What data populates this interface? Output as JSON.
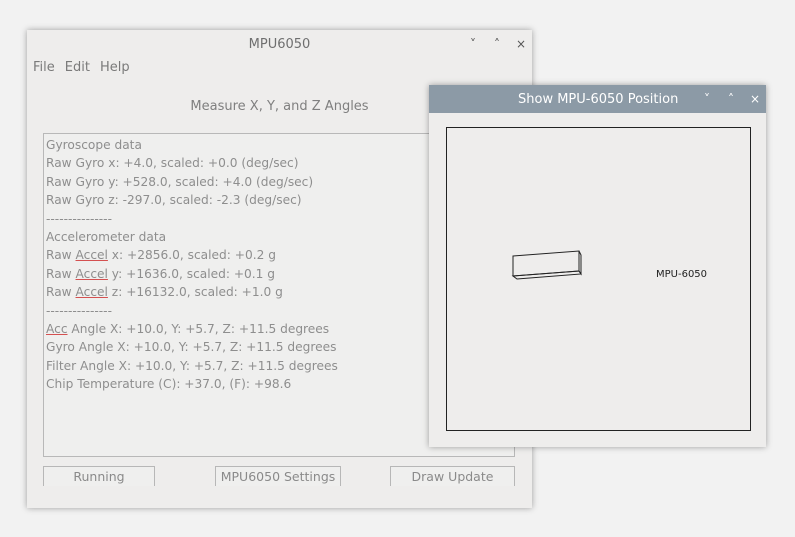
{
  "main_window": {
    "title": "MPU6050",
    "controls": {
      "minimize": "˅",
      "maximize": "˄",
      "close": "×"
    },
    "menu": [
      "File",
      "Edit",
      "Help"
    ],
    "heading": "Measure X, Y, and Z Angles",
    "output_lines": [
      "Gyroscope data",
      "Raw Gyro x: +4.0, scaled: +0.0 (deg/sec)",
      "Raw Gyro y: +528.0, scaled: +4.0 (deg/sec)",
      "Raw Gyro z: -297.0, scaled: -2.3 (deg/sec)",
      "---------------",
      "Accelerometer data",
      "Raw Accel x: +2856.0, scaled: +0.2 g",
      "Raw Accel y: +1636.0, scaled: +0.1 g",
      "Raw Accel z: +16132.0, scaled: +1.0 g",
      "---------------",
      "Acc Angle X: +10.0, Y: +5.7, Z: +11.5 degrees",
      "Gyro Angle X: +10.0, Y: +5.7, Z: +11.5 degrees",
      "Filter Angle X: +10.0, Y: +5.7, Z: +11.5 degrees",
      "Chip Temperature (C): +37.0, (F): +98.6"
    ],
    "spellcheck_words": [
      "Accel",
      "Acc"
    ],
    "buttons": {
      "running": "Running",
      "settings": "MPU6050 Settings",
      "draw_update": "Draw Update"
    }
  },
  "position_window": {
    "title": "Show MPU-6050 Position",
    "controls": {
      "minimize": "˅",
      "maximize": "˄",
      "close": "×"
    },
    "label": "MPU-6050",
    "titlebar_color": "#8c9aa6"
  }
}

***

Omit every picture, then reproduce the rest of the listing exactly.

§ Solution
What data populates this interface? Output as JSON.
{
  "main_window": {
    "title": "MPU6050",
    "controls": {
      "minimize": "˅",
      "maximize": "˄",
      "close": "×"
    },
    "menu": [
      "File",
      "Edit",
      "Help"
    ],
    "heading": "Measure X, Y, and Z Angles",
    "output_lines": [
      "Gyroscope data",
      "Raw Gyro x: +4.0, scaled: +0.0 (deg/sec)",
      "Raw Gyro y: +528.0, scaled: +4.0 (deg/sec)",
      "Raw Gyro z: -297.0, scaled: -2.3 (deg/sec)",
      "---------------",
      "Accelerometer data",
      "Raw Accel x: +2856.0, scaled: +0.2 g",
      "Raw Accel y: +1636.0, scaled: +0.1 g",
      "Raw Accel z: +16132.0, scaled: +1.0 g",
      "---------------",
      "Acc Angle X: +10.0, Y: +5.7, Z: +11.5 degrees",
      "Gyro Angle X: +10.0, Y: +5.7, Z: +11.5 degrees",
      "Filter Angle X: +10.0, Y: +5.7, Z: +11.5 degrees",
      "Chip Temperature (C): +37.0, (F): +98.6"
    ],
    "spellcheck_words": [
      "Accel",
      "Acc"
    ],
    "buttons": {
      "running": "Running",
      "settings": "MPU6050 Settings",
      "draw_update": "Draw Update"
    }
  },
  "position_window": {
    "title": "Show MPU-6050 Position",
    "controls": {
      "minimize": "˅",
      "maximize": "˄",
      "close": "×"
    },
    "label": "MPU-6050",
    "titlebar_color": "#8c9aa6"
  }
}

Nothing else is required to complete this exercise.